* What is expected *
Of all the lines in the material, how many include the word "this"? Reply with the number alone.

[Stored data entries]
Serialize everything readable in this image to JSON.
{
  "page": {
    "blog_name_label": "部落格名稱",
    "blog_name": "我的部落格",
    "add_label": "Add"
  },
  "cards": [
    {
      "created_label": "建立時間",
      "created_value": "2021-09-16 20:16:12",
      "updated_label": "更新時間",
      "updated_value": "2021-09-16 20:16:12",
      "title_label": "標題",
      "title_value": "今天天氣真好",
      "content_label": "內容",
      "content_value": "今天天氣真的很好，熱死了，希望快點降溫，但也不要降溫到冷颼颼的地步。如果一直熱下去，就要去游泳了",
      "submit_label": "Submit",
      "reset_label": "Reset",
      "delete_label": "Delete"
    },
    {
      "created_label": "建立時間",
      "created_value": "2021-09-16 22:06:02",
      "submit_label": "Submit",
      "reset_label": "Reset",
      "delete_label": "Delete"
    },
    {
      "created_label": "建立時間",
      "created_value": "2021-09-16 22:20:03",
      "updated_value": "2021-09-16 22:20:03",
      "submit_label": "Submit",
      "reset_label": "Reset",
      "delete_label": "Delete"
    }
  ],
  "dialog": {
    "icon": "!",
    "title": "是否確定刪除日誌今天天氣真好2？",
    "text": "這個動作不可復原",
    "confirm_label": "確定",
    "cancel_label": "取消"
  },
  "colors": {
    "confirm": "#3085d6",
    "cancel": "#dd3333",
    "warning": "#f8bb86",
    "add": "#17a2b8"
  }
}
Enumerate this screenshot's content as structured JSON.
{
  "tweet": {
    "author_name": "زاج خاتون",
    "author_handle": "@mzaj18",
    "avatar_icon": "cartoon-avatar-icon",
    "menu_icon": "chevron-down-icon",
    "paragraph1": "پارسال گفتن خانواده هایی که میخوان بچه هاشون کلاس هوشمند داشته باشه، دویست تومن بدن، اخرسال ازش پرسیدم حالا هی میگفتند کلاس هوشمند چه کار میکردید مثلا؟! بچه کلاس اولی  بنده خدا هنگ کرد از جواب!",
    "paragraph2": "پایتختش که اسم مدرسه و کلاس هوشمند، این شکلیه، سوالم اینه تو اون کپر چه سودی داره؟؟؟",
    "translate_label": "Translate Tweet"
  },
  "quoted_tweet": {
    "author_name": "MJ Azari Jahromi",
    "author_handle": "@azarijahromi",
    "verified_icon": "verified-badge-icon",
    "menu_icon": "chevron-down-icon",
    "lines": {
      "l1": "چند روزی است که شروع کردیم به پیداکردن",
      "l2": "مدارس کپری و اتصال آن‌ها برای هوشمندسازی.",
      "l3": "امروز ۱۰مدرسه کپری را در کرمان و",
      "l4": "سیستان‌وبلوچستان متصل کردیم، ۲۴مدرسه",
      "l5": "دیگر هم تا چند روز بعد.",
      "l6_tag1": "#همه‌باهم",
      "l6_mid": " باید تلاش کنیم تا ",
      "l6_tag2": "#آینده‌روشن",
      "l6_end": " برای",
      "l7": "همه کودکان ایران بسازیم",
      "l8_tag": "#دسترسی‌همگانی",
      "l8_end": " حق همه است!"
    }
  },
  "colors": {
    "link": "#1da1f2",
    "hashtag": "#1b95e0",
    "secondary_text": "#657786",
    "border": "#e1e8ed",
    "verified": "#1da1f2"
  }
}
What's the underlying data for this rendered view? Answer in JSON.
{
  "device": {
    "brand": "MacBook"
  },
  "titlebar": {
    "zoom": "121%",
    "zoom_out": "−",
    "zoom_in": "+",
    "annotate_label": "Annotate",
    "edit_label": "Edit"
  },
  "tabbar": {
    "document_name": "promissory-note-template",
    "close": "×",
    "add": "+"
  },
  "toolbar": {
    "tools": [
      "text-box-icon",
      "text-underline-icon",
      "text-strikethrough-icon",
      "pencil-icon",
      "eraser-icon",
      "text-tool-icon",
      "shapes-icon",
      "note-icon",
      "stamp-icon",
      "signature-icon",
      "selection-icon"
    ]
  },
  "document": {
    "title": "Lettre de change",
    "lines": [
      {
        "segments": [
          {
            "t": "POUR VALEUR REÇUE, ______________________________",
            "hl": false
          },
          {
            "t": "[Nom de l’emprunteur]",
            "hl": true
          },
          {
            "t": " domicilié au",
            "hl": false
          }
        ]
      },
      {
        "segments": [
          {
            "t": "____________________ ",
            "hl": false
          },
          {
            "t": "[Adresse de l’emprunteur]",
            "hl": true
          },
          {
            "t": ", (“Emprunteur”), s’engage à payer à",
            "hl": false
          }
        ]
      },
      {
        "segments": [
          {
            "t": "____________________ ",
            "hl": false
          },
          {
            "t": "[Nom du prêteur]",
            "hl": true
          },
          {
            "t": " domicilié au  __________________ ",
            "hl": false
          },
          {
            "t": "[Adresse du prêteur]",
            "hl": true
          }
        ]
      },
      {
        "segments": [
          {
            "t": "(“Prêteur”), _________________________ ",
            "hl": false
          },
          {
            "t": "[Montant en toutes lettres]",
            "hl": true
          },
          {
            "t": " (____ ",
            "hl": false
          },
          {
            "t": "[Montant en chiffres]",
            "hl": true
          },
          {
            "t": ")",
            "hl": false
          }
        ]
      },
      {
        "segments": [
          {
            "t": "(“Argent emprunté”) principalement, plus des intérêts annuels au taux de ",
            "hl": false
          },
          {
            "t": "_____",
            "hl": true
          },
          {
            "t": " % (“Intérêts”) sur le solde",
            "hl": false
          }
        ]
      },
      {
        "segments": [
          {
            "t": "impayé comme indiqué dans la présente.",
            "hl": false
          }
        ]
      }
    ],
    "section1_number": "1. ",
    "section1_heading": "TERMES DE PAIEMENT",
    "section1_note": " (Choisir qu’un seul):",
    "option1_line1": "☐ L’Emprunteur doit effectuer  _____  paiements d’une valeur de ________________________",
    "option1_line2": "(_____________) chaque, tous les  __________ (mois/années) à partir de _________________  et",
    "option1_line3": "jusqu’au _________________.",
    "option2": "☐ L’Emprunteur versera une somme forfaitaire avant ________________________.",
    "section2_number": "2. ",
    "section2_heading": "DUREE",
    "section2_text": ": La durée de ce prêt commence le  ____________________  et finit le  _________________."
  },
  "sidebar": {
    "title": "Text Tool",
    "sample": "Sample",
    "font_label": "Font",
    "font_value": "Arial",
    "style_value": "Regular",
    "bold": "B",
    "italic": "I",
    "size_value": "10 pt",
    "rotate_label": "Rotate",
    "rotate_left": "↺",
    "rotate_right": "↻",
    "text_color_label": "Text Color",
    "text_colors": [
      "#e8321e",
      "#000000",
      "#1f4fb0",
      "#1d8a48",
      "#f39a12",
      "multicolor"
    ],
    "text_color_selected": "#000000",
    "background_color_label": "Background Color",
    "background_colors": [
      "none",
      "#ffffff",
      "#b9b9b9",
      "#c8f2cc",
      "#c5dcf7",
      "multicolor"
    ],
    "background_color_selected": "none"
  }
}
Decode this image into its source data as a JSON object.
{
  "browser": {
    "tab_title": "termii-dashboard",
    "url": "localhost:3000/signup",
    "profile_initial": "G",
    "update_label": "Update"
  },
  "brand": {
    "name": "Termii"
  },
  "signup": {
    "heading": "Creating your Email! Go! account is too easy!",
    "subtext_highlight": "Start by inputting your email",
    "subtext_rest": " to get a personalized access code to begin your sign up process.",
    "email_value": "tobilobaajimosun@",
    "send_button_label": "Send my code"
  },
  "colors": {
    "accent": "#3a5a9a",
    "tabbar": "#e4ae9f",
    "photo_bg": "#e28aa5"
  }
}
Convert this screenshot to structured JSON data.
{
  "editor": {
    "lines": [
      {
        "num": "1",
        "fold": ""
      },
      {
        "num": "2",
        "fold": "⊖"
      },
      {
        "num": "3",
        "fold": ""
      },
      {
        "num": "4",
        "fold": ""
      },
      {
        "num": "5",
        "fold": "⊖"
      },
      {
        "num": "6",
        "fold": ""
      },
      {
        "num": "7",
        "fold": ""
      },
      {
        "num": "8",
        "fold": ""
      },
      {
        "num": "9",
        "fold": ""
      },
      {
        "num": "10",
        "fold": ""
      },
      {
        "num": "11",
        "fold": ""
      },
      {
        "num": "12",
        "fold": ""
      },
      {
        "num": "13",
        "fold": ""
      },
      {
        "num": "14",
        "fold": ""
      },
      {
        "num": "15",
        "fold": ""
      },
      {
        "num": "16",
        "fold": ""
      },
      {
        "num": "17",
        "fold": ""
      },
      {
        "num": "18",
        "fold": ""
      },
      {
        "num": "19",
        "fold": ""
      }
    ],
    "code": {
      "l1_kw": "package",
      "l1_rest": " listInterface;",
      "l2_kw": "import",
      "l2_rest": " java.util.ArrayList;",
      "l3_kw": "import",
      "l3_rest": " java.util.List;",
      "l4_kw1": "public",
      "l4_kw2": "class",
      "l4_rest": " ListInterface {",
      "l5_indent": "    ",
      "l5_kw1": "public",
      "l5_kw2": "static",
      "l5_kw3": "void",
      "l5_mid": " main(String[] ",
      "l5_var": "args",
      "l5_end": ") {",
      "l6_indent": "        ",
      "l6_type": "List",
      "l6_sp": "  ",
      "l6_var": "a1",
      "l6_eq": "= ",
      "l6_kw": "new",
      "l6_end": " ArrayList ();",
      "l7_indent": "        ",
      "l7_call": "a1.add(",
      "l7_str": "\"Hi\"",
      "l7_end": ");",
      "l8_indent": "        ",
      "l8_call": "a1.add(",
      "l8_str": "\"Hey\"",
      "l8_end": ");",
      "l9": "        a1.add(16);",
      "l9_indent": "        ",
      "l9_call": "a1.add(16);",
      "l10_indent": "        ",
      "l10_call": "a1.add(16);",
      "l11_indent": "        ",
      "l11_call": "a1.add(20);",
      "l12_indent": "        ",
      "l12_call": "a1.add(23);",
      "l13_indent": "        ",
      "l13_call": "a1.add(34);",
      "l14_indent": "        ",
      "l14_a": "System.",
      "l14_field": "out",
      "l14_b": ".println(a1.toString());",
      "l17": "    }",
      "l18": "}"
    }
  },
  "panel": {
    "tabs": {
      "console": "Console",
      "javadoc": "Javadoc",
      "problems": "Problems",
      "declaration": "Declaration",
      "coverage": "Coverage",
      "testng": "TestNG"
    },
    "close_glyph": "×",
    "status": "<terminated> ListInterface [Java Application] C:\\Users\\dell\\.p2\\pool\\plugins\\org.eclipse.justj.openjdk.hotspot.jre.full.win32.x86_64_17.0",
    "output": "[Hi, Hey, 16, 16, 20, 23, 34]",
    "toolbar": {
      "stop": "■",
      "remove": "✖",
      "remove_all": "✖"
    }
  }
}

* Problem solution *
5